Start Provided material
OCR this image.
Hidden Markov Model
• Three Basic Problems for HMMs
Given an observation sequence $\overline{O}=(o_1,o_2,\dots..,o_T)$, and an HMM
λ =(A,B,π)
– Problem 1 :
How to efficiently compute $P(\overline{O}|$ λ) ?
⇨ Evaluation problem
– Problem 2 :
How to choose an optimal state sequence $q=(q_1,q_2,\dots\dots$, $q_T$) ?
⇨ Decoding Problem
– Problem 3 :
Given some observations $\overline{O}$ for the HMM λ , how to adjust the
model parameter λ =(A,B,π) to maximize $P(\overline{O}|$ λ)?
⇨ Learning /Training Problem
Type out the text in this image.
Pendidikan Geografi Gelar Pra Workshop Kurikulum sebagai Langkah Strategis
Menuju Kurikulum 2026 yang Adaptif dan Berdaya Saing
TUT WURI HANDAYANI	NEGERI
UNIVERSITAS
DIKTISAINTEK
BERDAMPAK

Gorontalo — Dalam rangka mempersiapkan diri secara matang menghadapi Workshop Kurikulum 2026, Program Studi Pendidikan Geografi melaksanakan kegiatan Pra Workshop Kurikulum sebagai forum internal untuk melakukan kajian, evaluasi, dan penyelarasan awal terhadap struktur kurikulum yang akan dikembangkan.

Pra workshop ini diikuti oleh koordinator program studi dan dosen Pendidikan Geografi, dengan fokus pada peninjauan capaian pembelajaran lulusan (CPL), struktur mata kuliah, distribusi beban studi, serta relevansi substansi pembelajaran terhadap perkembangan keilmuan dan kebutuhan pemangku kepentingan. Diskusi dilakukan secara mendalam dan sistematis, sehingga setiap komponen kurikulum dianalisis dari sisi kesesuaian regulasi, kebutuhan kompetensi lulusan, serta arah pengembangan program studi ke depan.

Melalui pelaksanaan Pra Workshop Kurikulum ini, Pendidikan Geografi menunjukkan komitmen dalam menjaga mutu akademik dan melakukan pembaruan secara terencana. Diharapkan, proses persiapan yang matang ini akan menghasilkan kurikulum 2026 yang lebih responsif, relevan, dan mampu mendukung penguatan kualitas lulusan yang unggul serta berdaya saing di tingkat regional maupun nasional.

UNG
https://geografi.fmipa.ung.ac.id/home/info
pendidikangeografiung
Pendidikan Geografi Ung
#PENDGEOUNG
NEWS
End Provided material
Lines containing the string "dots" are to be selected and copied.

§ **Result for this exercise**:
Given an observation sequence $\overline{O}=(o_1,o_2,\dots..,o_T)$, and an HMM
How to choose an optimal state sequence $q=(q_1,q_2,\dots\dots$, $q_T$) ?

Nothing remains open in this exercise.